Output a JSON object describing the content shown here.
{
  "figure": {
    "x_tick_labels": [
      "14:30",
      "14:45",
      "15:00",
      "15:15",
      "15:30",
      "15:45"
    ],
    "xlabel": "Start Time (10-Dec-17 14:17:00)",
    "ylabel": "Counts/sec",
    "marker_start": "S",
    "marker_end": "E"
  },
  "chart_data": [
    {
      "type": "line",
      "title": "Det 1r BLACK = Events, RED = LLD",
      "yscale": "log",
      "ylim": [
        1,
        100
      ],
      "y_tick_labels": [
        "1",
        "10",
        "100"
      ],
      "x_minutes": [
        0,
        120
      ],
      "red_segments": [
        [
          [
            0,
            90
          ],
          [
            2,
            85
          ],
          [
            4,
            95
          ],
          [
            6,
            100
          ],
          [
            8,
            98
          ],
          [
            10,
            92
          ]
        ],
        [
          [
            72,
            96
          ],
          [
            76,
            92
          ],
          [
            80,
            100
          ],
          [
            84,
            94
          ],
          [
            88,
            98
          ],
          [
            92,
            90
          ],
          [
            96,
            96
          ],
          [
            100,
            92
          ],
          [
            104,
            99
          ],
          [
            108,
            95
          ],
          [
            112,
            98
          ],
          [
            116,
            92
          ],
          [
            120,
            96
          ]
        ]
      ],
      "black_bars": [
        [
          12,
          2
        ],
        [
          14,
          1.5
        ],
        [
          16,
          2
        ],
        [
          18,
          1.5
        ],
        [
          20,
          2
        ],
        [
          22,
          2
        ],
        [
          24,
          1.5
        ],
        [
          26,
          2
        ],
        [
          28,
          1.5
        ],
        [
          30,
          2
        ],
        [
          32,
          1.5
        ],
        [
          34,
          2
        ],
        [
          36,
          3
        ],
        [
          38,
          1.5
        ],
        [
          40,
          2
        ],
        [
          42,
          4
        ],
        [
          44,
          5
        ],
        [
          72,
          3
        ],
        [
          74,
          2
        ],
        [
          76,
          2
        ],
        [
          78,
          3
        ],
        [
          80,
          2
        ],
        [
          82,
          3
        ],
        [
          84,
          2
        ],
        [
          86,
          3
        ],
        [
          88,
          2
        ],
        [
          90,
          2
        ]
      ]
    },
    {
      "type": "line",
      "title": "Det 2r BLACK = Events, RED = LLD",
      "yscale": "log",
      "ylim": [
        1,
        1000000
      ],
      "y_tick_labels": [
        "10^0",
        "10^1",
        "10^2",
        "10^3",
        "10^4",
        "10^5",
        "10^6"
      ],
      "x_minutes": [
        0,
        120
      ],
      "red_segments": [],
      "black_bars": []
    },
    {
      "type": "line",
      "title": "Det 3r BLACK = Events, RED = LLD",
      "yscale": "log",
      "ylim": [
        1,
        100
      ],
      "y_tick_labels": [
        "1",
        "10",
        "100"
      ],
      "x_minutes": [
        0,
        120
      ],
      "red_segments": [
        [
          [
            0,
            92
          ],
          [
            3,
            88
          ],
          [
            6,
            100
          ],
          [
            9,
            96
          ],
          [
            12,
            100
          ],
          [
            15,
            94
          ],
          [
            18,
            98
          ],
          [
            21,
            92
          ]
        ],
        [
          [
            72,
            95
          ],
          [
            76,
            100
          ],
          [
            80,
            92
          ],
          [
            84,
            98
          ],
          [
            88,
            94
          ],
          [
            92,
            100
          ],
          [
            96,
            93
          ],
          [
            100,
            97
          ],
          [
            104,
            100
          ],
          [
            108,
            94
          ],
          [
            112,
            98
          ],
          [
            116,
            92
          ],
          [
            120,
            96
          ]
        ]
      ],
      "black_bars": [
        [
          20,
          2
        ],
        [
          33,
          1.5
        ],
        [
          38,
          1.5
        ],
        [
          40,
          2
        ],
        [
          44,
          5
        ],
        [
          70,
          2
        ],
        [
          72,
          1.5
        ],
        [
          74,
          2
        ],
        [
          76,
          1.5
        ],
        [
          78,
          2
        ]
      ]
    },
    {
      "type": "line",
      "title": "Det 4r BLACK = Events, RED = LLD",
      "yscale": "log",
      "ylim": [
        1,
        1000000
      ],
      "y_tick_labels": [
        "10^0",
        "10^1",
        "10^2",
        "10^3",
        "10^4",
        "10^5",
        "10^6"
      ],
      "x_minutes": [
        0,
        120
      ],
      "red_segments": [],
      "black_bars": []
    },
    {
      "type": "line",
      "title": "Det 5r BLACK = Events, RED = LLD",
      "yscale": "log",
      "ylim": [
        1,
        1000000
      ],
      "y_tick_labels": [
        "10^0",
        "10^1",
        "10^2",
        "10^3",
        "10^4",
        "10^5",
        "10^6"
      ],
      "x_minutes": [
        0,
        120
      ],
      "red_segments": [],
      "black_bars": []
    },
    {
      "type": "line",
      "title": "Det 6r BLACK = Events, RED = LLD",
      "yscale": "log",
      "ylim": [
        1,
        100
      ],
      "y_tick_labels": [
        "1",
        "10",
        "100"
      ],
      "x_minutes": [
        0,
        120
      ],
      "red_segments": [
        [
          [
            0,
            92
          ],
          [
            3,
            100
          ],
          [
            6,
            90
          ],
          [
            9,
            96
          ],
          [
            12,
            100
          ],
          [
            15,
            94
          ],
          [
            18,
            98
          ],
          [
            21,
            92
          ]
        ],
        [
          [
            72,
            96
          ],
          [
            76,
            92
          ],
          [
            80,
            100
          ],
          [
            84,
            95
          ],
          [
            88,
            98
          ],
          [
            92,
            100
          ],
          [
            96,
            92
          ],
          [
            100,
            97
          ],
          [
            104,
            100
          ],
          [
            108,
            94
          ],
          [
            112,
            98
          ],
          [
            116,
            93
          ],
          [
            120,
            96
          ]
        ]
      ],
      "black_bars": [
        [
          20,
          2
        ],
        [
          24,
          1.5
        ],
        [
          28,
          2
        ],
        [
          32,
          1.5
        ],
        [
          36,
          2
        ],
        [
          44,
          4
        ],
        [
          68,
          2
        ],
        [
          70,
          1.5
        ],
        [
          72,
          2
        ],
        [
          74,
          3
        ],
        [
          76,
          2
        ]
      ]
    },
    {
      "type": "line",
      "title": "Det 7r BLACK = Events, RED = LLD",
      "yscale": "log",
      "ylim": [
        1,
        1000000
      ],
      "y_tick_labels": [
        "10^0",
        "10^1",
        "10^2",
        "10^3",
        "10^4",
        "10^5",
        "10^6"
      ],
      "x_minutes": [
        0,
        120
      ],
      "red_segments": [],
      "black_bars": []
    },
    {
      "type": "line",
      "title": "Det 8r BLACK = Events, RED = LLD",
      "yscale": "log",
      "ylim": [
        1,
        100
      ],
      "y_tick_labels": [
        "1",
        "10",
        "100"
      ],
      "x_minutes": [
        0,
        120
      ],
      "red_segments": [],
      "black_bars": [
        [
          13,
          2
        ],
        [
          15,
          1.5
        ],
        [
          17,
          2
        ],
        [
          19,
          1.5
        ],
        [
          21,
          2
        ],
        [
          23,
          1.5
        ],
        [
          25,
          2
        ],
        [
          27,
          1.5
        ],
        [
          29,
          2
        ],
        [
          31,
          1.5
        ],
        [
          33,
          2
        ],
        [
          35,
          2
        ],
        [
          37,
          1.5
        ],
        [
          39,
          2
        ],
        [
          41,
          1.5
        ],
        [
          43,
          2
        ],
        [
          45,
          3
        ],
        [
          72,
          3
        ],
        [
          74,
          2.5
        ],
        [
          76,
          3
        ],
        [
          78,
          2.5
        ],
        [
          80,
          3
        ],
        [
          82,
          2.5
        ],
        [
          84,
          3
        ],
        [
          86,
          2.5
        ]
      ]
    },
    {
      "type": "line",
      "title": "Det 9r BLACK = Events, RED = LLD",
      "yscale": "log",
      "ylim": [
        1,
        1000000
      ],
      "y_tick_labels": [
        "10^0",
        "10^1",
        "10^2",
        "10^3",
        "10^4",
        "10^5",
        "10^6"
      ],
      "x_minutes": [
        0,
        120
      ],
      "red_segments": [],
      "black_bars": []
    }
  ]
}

▶ THE PROBLEM:
From the listing above, copy every line that holds the string "title".

▶ THE OUTPUT:
      "title": "Det 1r BLACK = Events, RED = LLD",
      "title": "Det 2r BLACK = Events, RED = LLD",
      "title": "Det 3r BLACK = Events, RED = LLD",
      "title": "Det 4r BLACK = Events, RED = LLD",
      "title": "Det 5r BLACK = Events, RED = LLD",
      "title": "Det 6r BLACK = Events, RED = LLD",
      "title": "Det 7r BLACK = Events, RED = LLD",
      "title": "Det 8r BLACK = Events, RED = LLD",
      "title": "Det 9r BLACK = Events, RED = LLD",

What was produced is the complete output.